• [Extracts from a graphics dataset]:
= = =

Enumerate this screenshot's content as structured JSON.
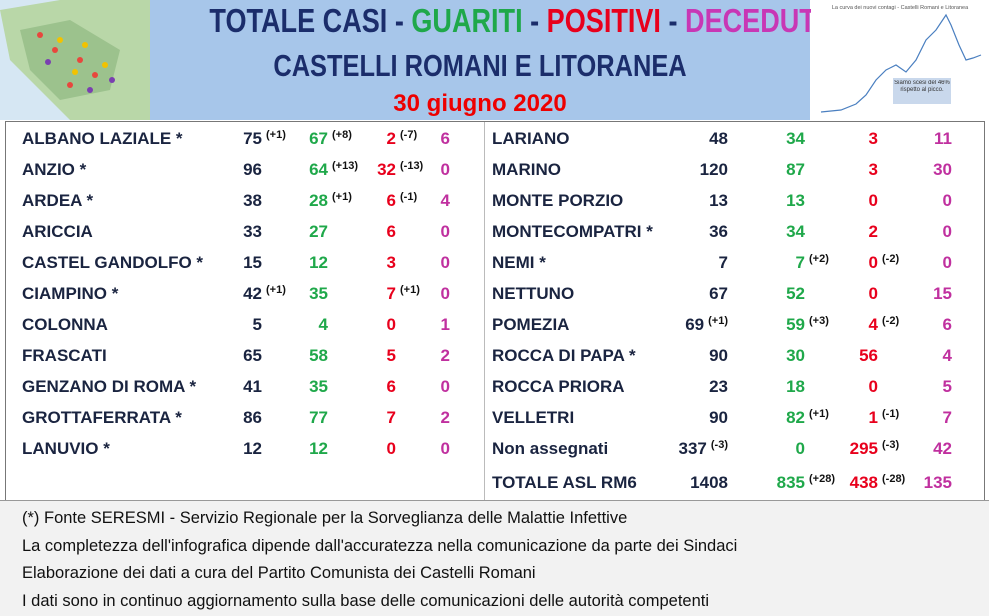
{
  "header": {
    "title": [
      "TOTALE CASI",
      "GUARITI",
      "POSITIVI",
      "DECEDUTI"
    ],
    "separator": "-",
    "subtitle": "CASTELLI ROMANI E LITORANEA",
    "date": "30 giugno 2020",
    "chart_caption": "La curva dei nuovi contagi - Castelli Romani e Litoranea",
    "chart_note": "Siamo scesi del 46% rispetto al picco."
  },
  "table": {
    "left": [
      {
        "name": "ALBANO LAZIALE *",
        "totale": 75,
        "totale_delta": "(+1)",
        "guariti": 67,
        "guariti_delta": "(+8)",
        "positivi": 2,
        "positivi_delta": "(-7)",
        "deceduti": 6
      },
      {
        "name": "ANZIO *",
        "totale": 96,
        "guariti": 64,
        "guariti_delta": "(+13)",
        "positivi": 32,
        "positivi_delta": "(-13)",
        "deceduti": 0
      },
      {
        "name": "ARDEA *",
        "totale": 38,
        "guariti": 28,
        "guariti_delta": "(+1)",
        "positivi": 6,
        "positivi_delta": "(-1)",
        "deceduti": 4
      },
      {
        "name": "ARICCIA",
        "totale": 33,
        "guariti": 27,
        "positivi": 6,
        "deceduti": 0
      },
      {
        "name": "CASTEL GANDOLFO *",
        "totale": 15,
        "guariti": 12,
        "positivi": 3,
        "deceduti": 0
      },
      {
        "name": "CIAMPINO *",
        "totale": 42,
        "totale_delta": "(+1)",
        "guariti": 35,
        "positivi": 7,
        "positivi_delta": "(+1)",
        "deceduti": 0
      },
      {
        "name": "COLONNA",
        "totale": 5,
        "guariti": 4,
        "positivi": 0,
        "deceduti": 1
      },
      {
        "name": "FRASCATI",
        "totale": 65,
        "guariti": 58,
        "positivi": 5,
        "deceduti": 2
      },
      {
        "name": "GENZANO DI ROMA *",
        "totale": 41,
        "guariti": 35,
        "positivi": 6,
        "deceduti": 0
      },
      {
        "name": "GROTTAFERRATA *",
        "totale": 86,
        "guariti": 77,
        "positivi": 7,
        "deceduti": 2
      },
      {
        "name": "LANUVIO *",
        "totale": 12,
        "guariti": 12,
        "positivi": 0,
        "deceduti": 0
      }
    ],
    "right": [
      {
        "name": "LARIANO",
        "totale": 48,
        "guariti": 34,
        "positivi": 3,
        "deceduti": 11
      },
      {
        "name": "MARINO",
        "totale": 120,
        "guariti": 87,
        "positivi": 3,
        "deceduti": 30
      },
      {
        "name": "MONTE PORZIO",
        "totale": 13,
        "guariti": 13,
        "positivi": 0,
        "deceduti": 0
      },
      {
        "name": "MONTECOMPATRI *",
        "totale": 36,
        "guariti": 34,
        "positivi": 2,
        "deceduti": 0
      },
      {
        "name": "NEMI *",
        "totale": 7,
        "guariti": 7,
        "guariti_delta": "(+2)",
        "positivi": 0,
        "positivi_delta": "(-2)",
        "deceduti": 0
      },
      {
        "name": "NETTUNO",
        "totale": 67,
        "guariti": 52,
        "positivi": 0,
        "deceduti": 15
      },
      {
        "name": "POMEZIA",
        "totale": 69,
        "totale_delta": "(+1)",
        "guariti": 59,
        "guariti_delta": "(+3)",
        "positivi": 4,
        "positivi_delta": "(-2)",
        "deceduti": 6
      },
      {
        "name": "ROCCA DI PAPA *",
        "totale": 90,
        "guariti": 30,
        "positivi": 56,
        "deceduti": 4
      },
      {
        "name": "ROCCA PRIORA",
        "totale": 23,
        "guariti": 18,
        "positivi": 0,
        "deceduti": 5
      },
      {
        "name": "VELLETRI",
        "totale": 90,
        "guariti": 82,
        "guariti_delta": "(+1)",
        "positivi": 1,
        "positivi_delta": "(-1)",
        "deceduti": 7
      },
      {
        "name": "Non assegnati",
        "totale": 337,
        "totale_delta": "(-3)",
        "guariti": 0,
        "positivi": 295,
        "positivi_delta": "(-3)",
        "deceduti": 42
      },
      {
        "name": "TOTALE ASL RM6",
        "totale": 1408,
        "guariti": 835,
        "guariti_delta": "(+28)",
        "positivi": 438,
        "positivi_delta": "(-28)",
        "deceduti": 135
      }
    ]
  },
  "footer": [
    "(*) Fonte SERESMI - Servizio Regionale per la Sorveglianza delle Malattie Infettive",
    "La completezza dell'infografica dipende dall'accuratezza nella comunicazione da parte dei Sindaci",
    "Elaborazione dei dati a cura del Partito Comunista dei Castelli Romani",
    "I dati sono in continuo aggiornamento sulla base delle comunicazioni delle autorità competenti"
  ]
}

= = =

• [What is required]: Leave out the pictures, and give all the records again exactly.

• [Exercise result]:
Enumerate this screenshot's content as structured JSON.
{
  "header": {
    "title": [
      "TOTALE CASI",
      "GUARITI",
      "POSITIVI",
      "DECEDUTI"
    ],
    "separator": "-",
    "subtitle": "CASTELLI ROMANI E LITORANEA",
    "date": "30 giugno 2020",
    "chart_caption": "La curva dei nuovi contagi - Castelli Romani e Litoranea",
    "chart_note": "Siamo scesi del 46% rispetto al picco."
  },
  "table": {
    "left": [
      {
        "name": "ALBANO LAZIALE *",
        "totale": 75,
        "totale_delta": "(+1)",
        "guariti": 67,
        "guariti_delta": "(+8)",
        "positivi": 2,
        "positivi_delta": "(-7)",
        "deceduti": 6
      },
      {
        "name": "ANZIO *",
        "totale": 96,
        "guariti": 64,
        "guariti_delta": "(+13)",
        "positivi": 32,
        "positivi_delta": "(-13)",
        "deceduti": 0
      },
      {
        "name": "ARDEA *",
        "totale": 38,
        "guariti": 28,
        "guariti_delta": "(+1)",
        "positivi": 6,
        "positivi_delta": "(-1)",
        "deceduti": 4
      },
      {
        "name": "ARICCIA",
        "totale": 33,
        "guariti": 27,
        "positivi": 6,
        "deceduti": 0
      },
      {
        "name": "CASTEL GANDOLFO *",
        "totale": 15,
        "guariti": 12,
        "positivi": 3,
        "deceduti": 0
      },
      {
        "name": "CIAMPINO *",
        "totale": 42,
        "totale_delta": "(+1)",
        "guariti": 35,
        "positivi": 7,
        "positivi_delta": "(+1)",
        "deceduti": 0
      },
      {
        "name": "COLONNA",
        "totale": 5,
        "guariti": 4,
        "positivi": 0,
        "deceduti": 1
      },
      {
        "name": "FRASCATI",
        "totale": 65,
        "guariti": 58,
        "positivi": 5,
        "deceduti": 2
      },
      {
        "name": "GENZANO DI ROMA *",
        "totale": 41,
        "guariti": 35,
        "positivi": 6,
        "deceduti": 0
      },
      {
        "name": "GROTTAFERRATA *",
        "totale": 86,
        "guariti": 77,
        "positivi": 7,
        "deceduti": 2
      },
      {
        "name": "LANUVIO *",
        "totale": 12,
        "guariti": 12,
        "positivi": 0,
        "deceduti": 0
      }
    ],
    "right": [
      {
        "name": "LARIANO",
        "totale": 48,
        "guariti": 34,
        "positivi": 3,
        "deceduti": 11
      },
      {
        "name": "MARINO",
        "totale": 120,
        "guariti": 87,
        "positivi": 3,
        "deceduti": 30
      },
      {
        "name": "MONTE PORZIO",
        "totale": 13,
        "guariti": 13,
        "positivi": 0,
        "deceduti": 0
      },
      {
        "name": "MONTECOMPATRI *",
        "totale": 36,
        "guariti": 34,
        "positivi": 2,
        "deceduti": 0
      },
      {
        "name": "NEMI *",
        "totale": 7,
        "guariti": 7,
        "guariti_delta": "(+2)",
        "positivi": 0,
        "positivi_delta": "(-2)",
        "deceduti": 0
      },
      {
        "name": "NETTUNO",
        "totale": 67,
        "guariti": 52,
        "positivi": 0,
        "deceduti": 15
      },
      {
        "name": "POMEZIA",
        "totale": 69,
        "totale_delta": "(+1)",
        "guariti": 59,
        "guariti_delta": "(+3)",
        "positivi": 4,
        "positivi_delta": "(-2)",
        "deceduti": 6
      },
      {
        "name": "ROCCA DI PAPA *",
        "totale": 90,
        "guariti": 30,
        "positivi": 56,
        "deceduti": 4
      },
      {
        "name": "ROCCA PRIORA",
        "totale": 23,
        "guariti": 18,
        "positivi": 0,
        "deceduti": 5
      },
      {
        "name": "VELLETRI",
        "totale": 90,
        "guariti": 82,
        "guariti_delta": "(+1)",
        "positivi": 1,
        "positivi_delta": "(-1)",
        "deceduti": 7
      },
      {
        "name": "Non assegnati",
        "totale": 337,
        "totale_delta": "(-3)",
        "guariti": 0,
        "positivi": 295,
        "positivi_delta": "(-3)",
        "deceduti": 42
      },
      {
        "name": "TOTALE ASL RM6",
        "totale": 1408,
        "guariti": 835,
        "guariti_delta": "(+28)",
        "positivi": 438,
        "positivi_delta": "(-28)",
        "deceduti": 135
      }
    ]
  },
  "footer": [
    "(*) Fonte SERESMI - Servizio Regionale per la Sorveglianza delle Malattie Infettive",
    "La completezza dell'infografica dipende dall'accuratezza nella comunicazione da parte dei Sindaci",
    "Elaborazione dei dati a cura del Partito Comunista dei Castelli Romani",
    "I dati sono in continuo aggiornamento sulla base delle comunicazioni delle autorità competenti"
  ]
}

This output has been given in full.